### EXERCISE OBJECTIVE
Could you transcribe the entries below exactly, without any of the pictures?

Data tied to figure images
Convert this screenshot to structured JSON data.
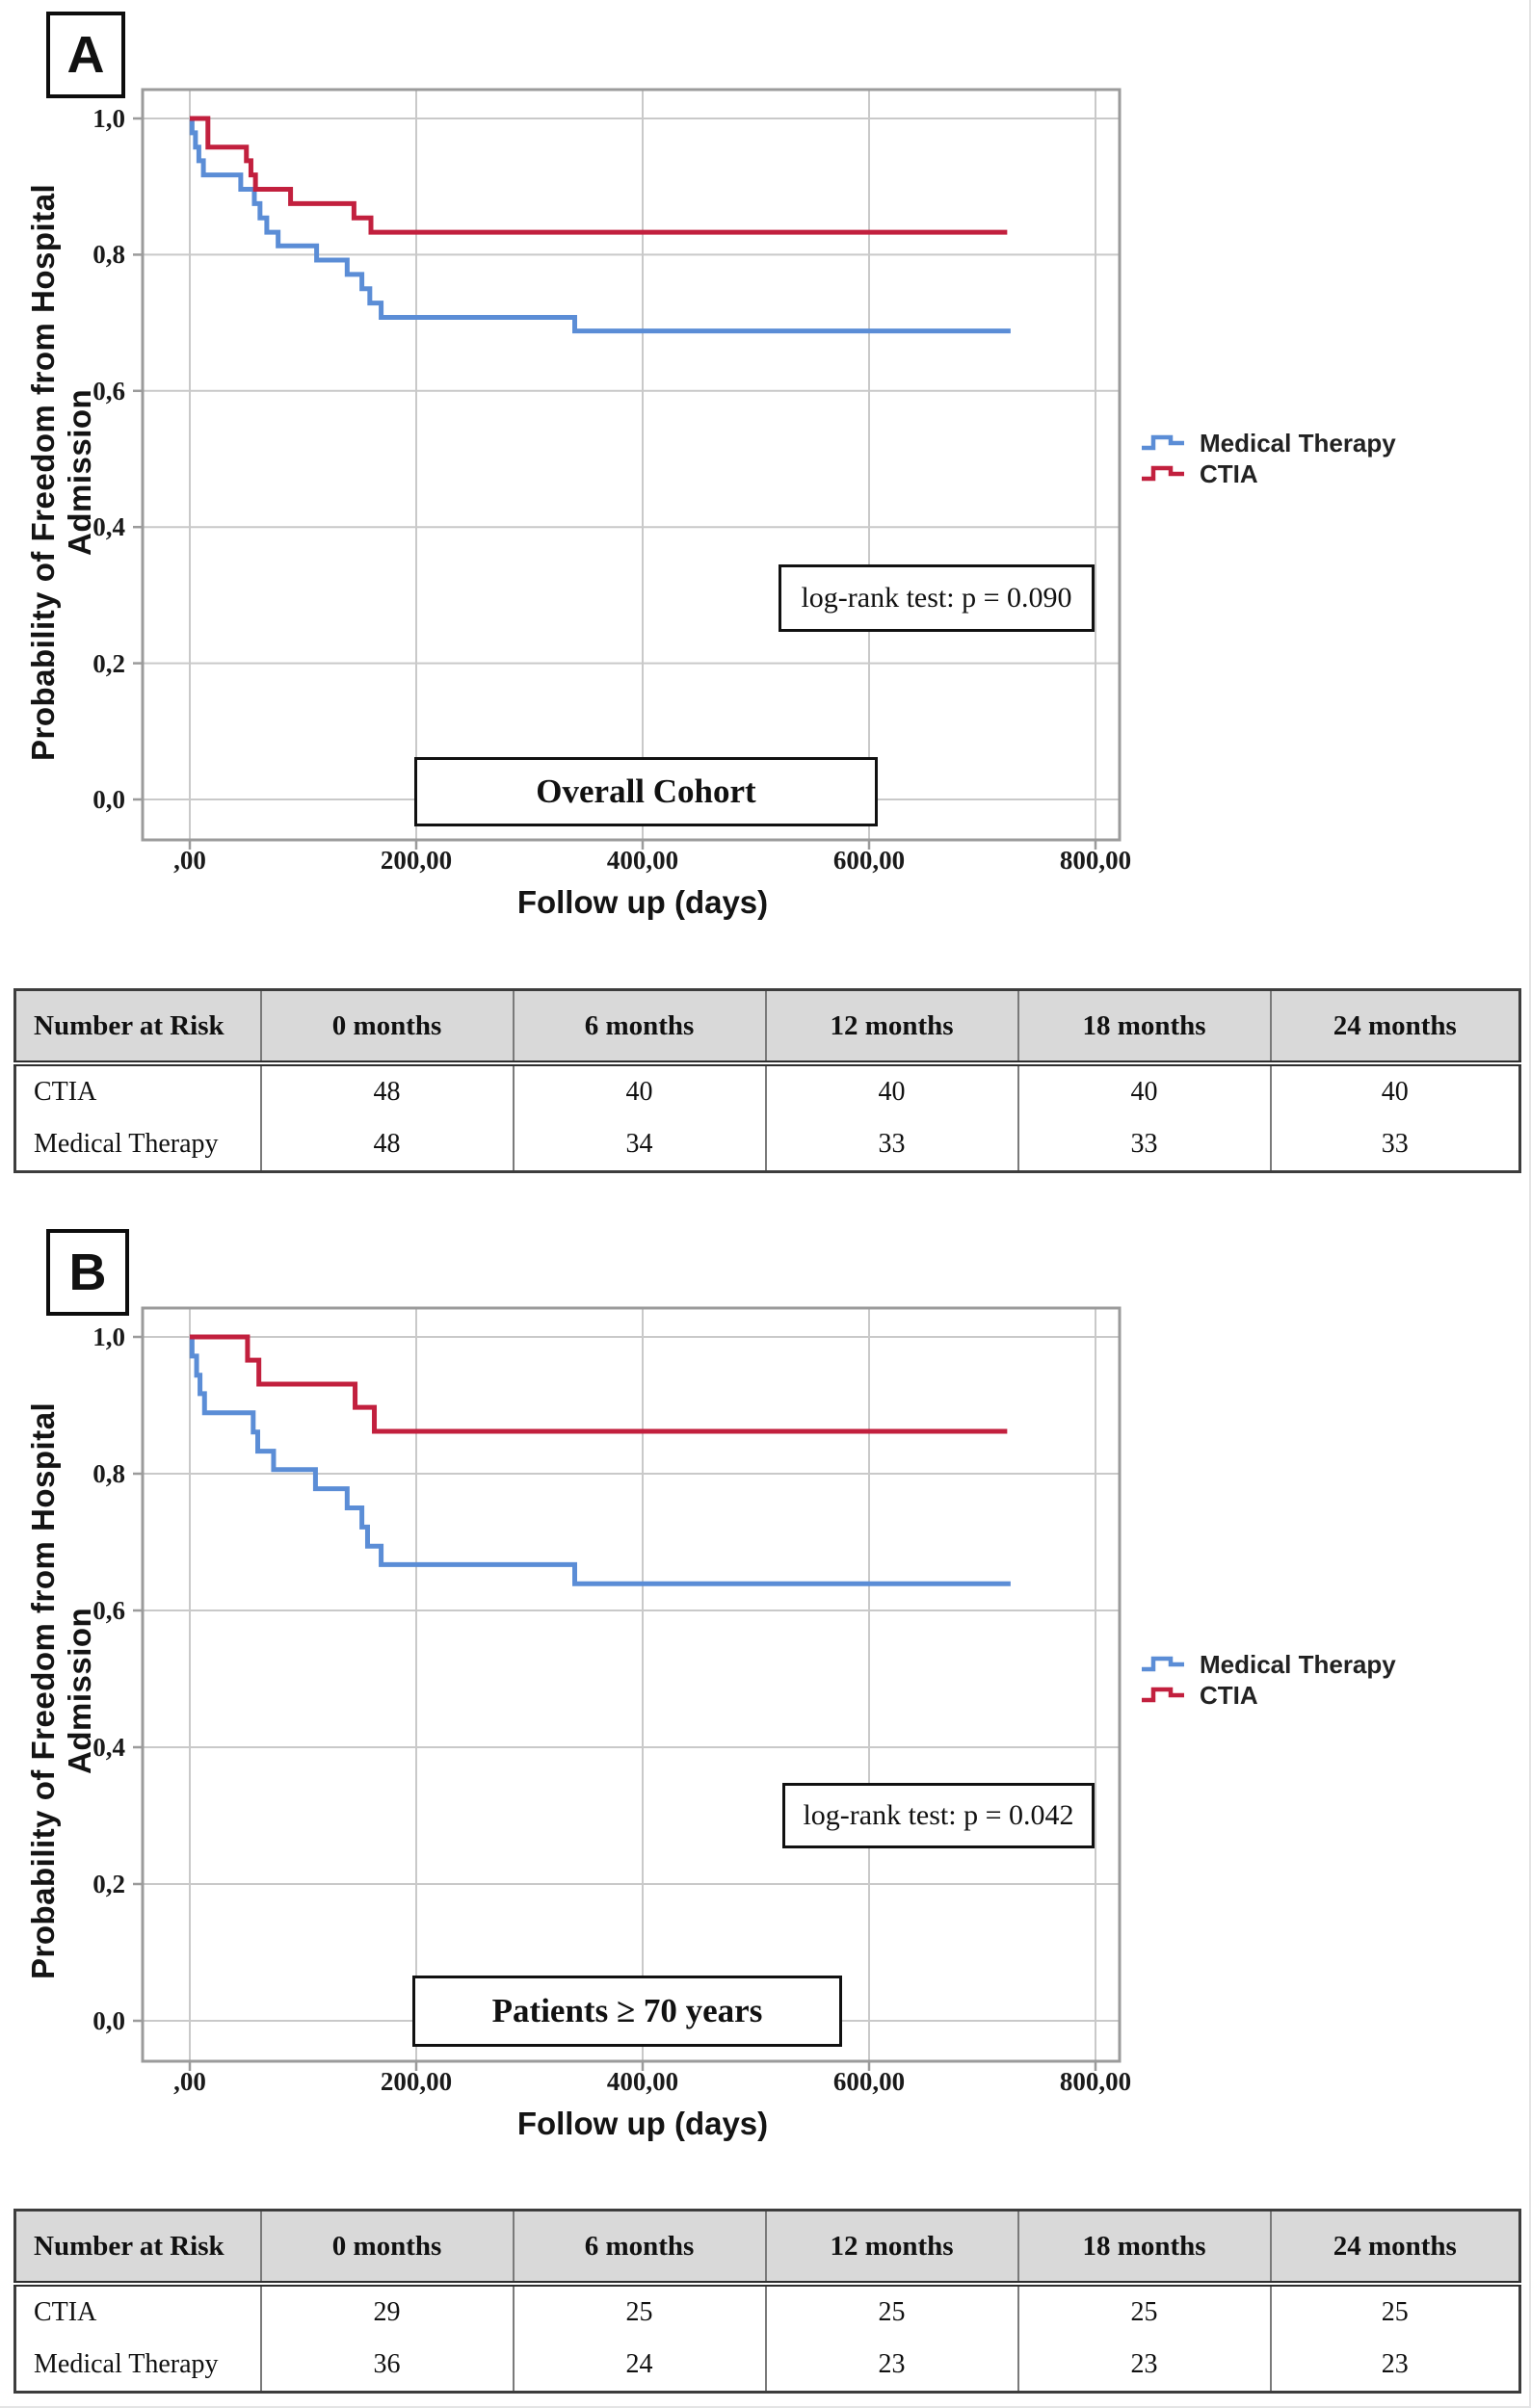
{
  "figure": {
    "panel_labels": [
      "A",
      "B"
    ]
  },
  "colors": {
    "medical_therapy": "#5b8dd6",
    "ctia": "#c2203e",
    "grid": "#c9c9c9",
    "frame": "#9b9b9b",
    "table_header_bg": "#d9d9d9"
  },
  "chart_data": [
    {
      "type": "line",
      "subtype": "kaplan-meier-step",
      "title": "Overall Cohort",
      "stat": "log-rank test: p = 0.090",
      "xlabel": "Follow up (days)",
      "ylabel": "Probability of Freedom from Hospital Admission",
      "xlim": [
        0,
        800
      ],
      "ylim": [
        0.0,
        1.0
      ],
      "grid": true,
      "legend_position": "right-center",
      "x_tick_values": [
        0,
        200,
        400,
        600,
        800
      ],
      "x_tick_labels": [
        ",00",
        "200,00",
        "400,00",
        "600,00",
        "800,00"
      ],
      "y_tick_values": [
        1.0,
        0.8,
        0.6,
        0.4,
        0.2,
        0.0
      ],
      "y_tick_labels": [
        "1,0",
        "0,8",
        "0,6",
        "0,4",
        "0,2",
        "0,0"
      ],
      "series": [
        {
          "name": "Medical Therapy",
          "color": "#5b8dd6",
          "end_day": 725,
          "steps": [
            [
              0,
              1.0
            ],
            [
              2,
              0.979
            ],
            [
              5,
              0.958
            ],
            [
              8,
              0.938
            ],
            [
              12,
              0.917
            ],
            [
              45,
              0.896
            ],
            [
              57,
              0.875
            ],
            [
              62,
              0.854
            ],
            [
              68,
              0.833
            ],
            [
              78,
              0.813
            ],
            [
              112,
              0.792
            ],
            [
              139,
              0.771
            ],
            [
              152,
              0.75
            ],
            [
              159,
              0.729
            ],
            [
              169,
              0.708
            ],
            [
              340,
              0.688
            ]
          ]
        },
        {
          "name": "CTIA",
          "color": "#c2203e",
          "end_day": 722,
          "steps": [
            [
              0,
              1.0
            ],
            [
              16,
              0.958
            ],
            [
              50,
              0.938
            ],
            [
              54,
              0.917
            ],
            [
              58,
              0.896
            ],
            [
              89,
              0.875
            ],
            [
              145,
              0.854
            ],
            [
              160,
              0.833
            ]
          ]
        }
      ]
    },
    {
      "type": "line",
      "subtype": "kaplan-meier-step",
      "title": "Patients ≥ 70 years",
      "stat": "log-rank test: p = 0.042",
      "xlabel": "Follow up (days)",
      "ylabel": "Probability of Freedom from Hospital Admission",
      "xlim": [
        0,
        800
      ],
      "ylim": [
        0.0,
        1.0
      ],
      "grid": true,
      "legend_position": "right-center",
      "x_tick_values": [
        0,
        200,
        400,
        600,
        800
      ],
      "x_tick_labels": [
        ",00",
        "200,00",
        "400,00",
        "600,00",
        "800,00"
      ],
      "y_tick_values": [
        1.0,
        0.8,
        0.6,
        0.4,
        0.2,
        0.0
      ],
      "y_tick_labels": [
        "1,0",
        "0,8",
        "0,6",
        "0,4",
        "0,2",
        "0,0"
      ],
      "series": [
        {
          "name": "Medical Therapy",
          "color": "#5b8dd6",
          "end_day": 725,
          "steps": [
            [
              0,
              1.0
            ],
            [
              2,
              0.972
            ],
            [
              6,
              0.944
            ],
            [
              9,
              0.917
            ],
            [
              13,
              0.889
            ],
            [
              56,
              0.861
            ],
            [
              60,
              0.833
            ],
            [
              74,
              0.806
            ],
            [
              111,
              0.778
            ],
            [
              139,
              0.75
            ],
            [
              152,
              0.722
            ],
            [
              157,
              0.694
            ],
            [
              169,
              0.667
            ],
            [
              340,
              0.639
            ]
          ]
        },
        {
          "name": "CTIA",
          "color": "#c2203e",
          "end_day": 722,
          "steps": [
            [
              0,
              1.0
            ],
            [
              51,
              0.966
            ],
            [
              61,
              0.931
            ],
            [
              146,
              0.897
            ],
            [
              163,
              0.862
            ]
          ]
        }
      ]
    }
  ],
  "risk_tables": [
    {
      "header": [
        "Number at Risk",
        "0 months",
        "6 months",
        "12 months",
        "18 months",
        "24 months"
      ],
      "rows": [
        [
          "CTIA",
          "48",
          "40",
          "40",
          "40",
          "40"
        ],
        [
          "Medical Therapy",
          "48",
          "34",
          "33",
          "33",
          "33"
        ]
      ]
    },
    {
      "header": [
        "Number at Risk",
        "0 months",
        "6 months",
        "12 months",
        "18 months",
        "24 months"
      ],
      "rows": [
        [
          "CTIA",
          "29",
          "25",
          "25",
          "25",
          "25"
        ],
        [
          "Medical Therapy",
          "36",
          "24",
          "23",
          "23",
          "23"
        ]
      ]
    }
  ]
}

### OUTPUT OF THE TASK
Convert this screenshot to structured JSON data.
{
  "figure": {
    "panel_labels": [
      "A",
      "B"
    ]
  },
  "colors": {
    "medical_therapy": "#5b8dd6",
    "ctia": "#c2203e",
    "grid": "#c9c9c9",
    "frame": "#9b9b9b",
    "table_header_bg": "#d9d9d9"
  },
  "chart_data": [
    {
      "type": "line",
      "subtype": "kaplan-meier-step",
      "title": "Overall Cohort",
      "stat": "log-rank test: p = 0.090",
      "xlabel": "Follow up (days)",
      "ylabel": "Probability of Freedom from Hospital Admission",
      "xlim": [
        0,
        800
      ],
      "ylim": [
        0.0,
        1.0
      ],
      "grid": true,
      "legend_position": "right-center",
      "x_tick_values": [
        0,
        200,
        400,
        600,
        800
      ],
      "x_tick_labels": [
        ",00",
        "200,00",
        "400,00",
        "600,00",
        "800,00"
      ],
      "y_tick_values": [
        1.0,
        0.8,
        0.6,
        0.4,
        0.2,
        0.0
      ],
      "y_tick_labels": [
        "1,0",
        "0,8",
        "0,6",
        "0,4",
        "0,2",
        "0,0"
      ],
      "series": [
        {
          "name": "Medical Therapy",
          "color": "#5b8dd6",
          "end_day": 725,
          "steps": [
            [
              0,
              1.0
            ],
            [
              2,
              0.979
            ],
            [
              5,
              0.958
            ],
            [
              8,
              0.938
            ],
            [
              12,
              0.917
            ],
            [
              45,
              0.896
            ],
            [
              57,
              0.875
            ],
            [
              62,
              0.854
            ],
            [
              68,
              0.833
            ],
            [
              78,
              0.813
            ],
            [
              112,
              0.792
            ],
            [
              139,
              0.771
            ],
            [
              152,
              0.75
            ],
            [
              159,
              0.729
            ],
            [
              169,
              0.708
            ],
            [
              340,
              0.688
            ]
          ]
        },
        {
          "name": "CTIA",
          "color": "#c2203e",
          "end_day": 722,
          "steps": [
            [
              0,
              1.0
            ],
            [
              16,
              0.958
            ],
            [
              50,
              0.938
            ],
            [
              54,
              0.917
            ],
            [
              58,
              0.896
            ],
            [
              89,
              0.875
            ],
            [
              145,
              0.854
            ],
            [
              160,
              0.833
            ]
          ]
        }
      ]
    },
    {
      "type": "line",
      "subtype": "kaplan-meier-step",
      "title": "Patients ≥ 70 years",
      "stat": "log-rank test: p = 0.042",
      "xlabel": "Follow up (days)",
      "ylabel": "Probability of Freedom from Hospital Admission",
      "xlim": [
        0,
        800
      ],
      "ylim": [
        0.0,
        1.0
      ],
      "grid": true,
      "legend_position": "right-center",
      "x_tick_values": [
        0,
        200,
        400,
        600,
        800
      ],
      "x_tick_labels": [
        ",00",
        "200,00",
        "400,00",
        "600,00",
        "800,00"
      ],
      "y_tick_values": [
        1.0,
        0.8,
        0.6,
        0.4,
        0.2,
        0.0
      ],
      "y_tick_labels": [
        "1,0",
        "0,8",
        "0,6",
        "0,4",
        "0,2",
        "0,0"
      ],
      "series": [
        {
          "name": "Medical Therapy",
          "color": "#5b8dd6",
          "end_day": 725,
          "steps": [
            [
              0,
              1.0
            ],
            [
              2,
              0.972
            ],
            [
              6,
              0.944
            ],
            [
              9,
              0.917
            ],
            [
              13,
              0.889
            ],
            [
              56,
              0.861
            ],
            [
              60,
              0.833
            ],
            [
              74,
              0.806
            ],
            [
              111,
              0.778
            ],
            [
              139,
              0.75
            ],
            [
              152,
              0.722
            ],
            [
              157,
              0.694
            ],
            [
              169,
              0.667
            ],
            [
              340,
              0.639
            ]
          ]
        },
        {
          "name": "CTIA",
          "color": "#c2203e",
          "end_day": 722,
          "steps": [
            [
              0,
              1.0
            ],
            [
              51,
              0.966
            ],
            [
              61,
              0.931
            ],
            [
              146,
              0.897
            ],
            [
              163,
              0.862
            ]
          ]
        }
      ]
    }
  ],
  "risk_tables": [
    {
      "header": [
        "Number at Risk",
        "0 months",
        "6 months",
        "12 months",
        "18 months",
        "24 months"
      ],
      "rows": [
        [
          "CTIA",
          "48",
          "40",
          "40",
          "40",
          "40"
        ],
        [
          "Medical Therapy",
          "48",
          "34",
          "33",
          "33",
          "33"
        ]
      ]
    },
    {
      "header": [
        "Number at Risk",
        "0 months",
        "6 months",
        "12 months",
        "18 months",
        "24 months"
      ],
      "rows": [
        [
          "CTIA",
          "29",
          "25",
          "25",
          "25",
          "25"
        ],
        [
          "Medical Therapy",
          "36",
          "24",
          "23",
          "23",
          "23"
        ]
      ]
    }
  ]
}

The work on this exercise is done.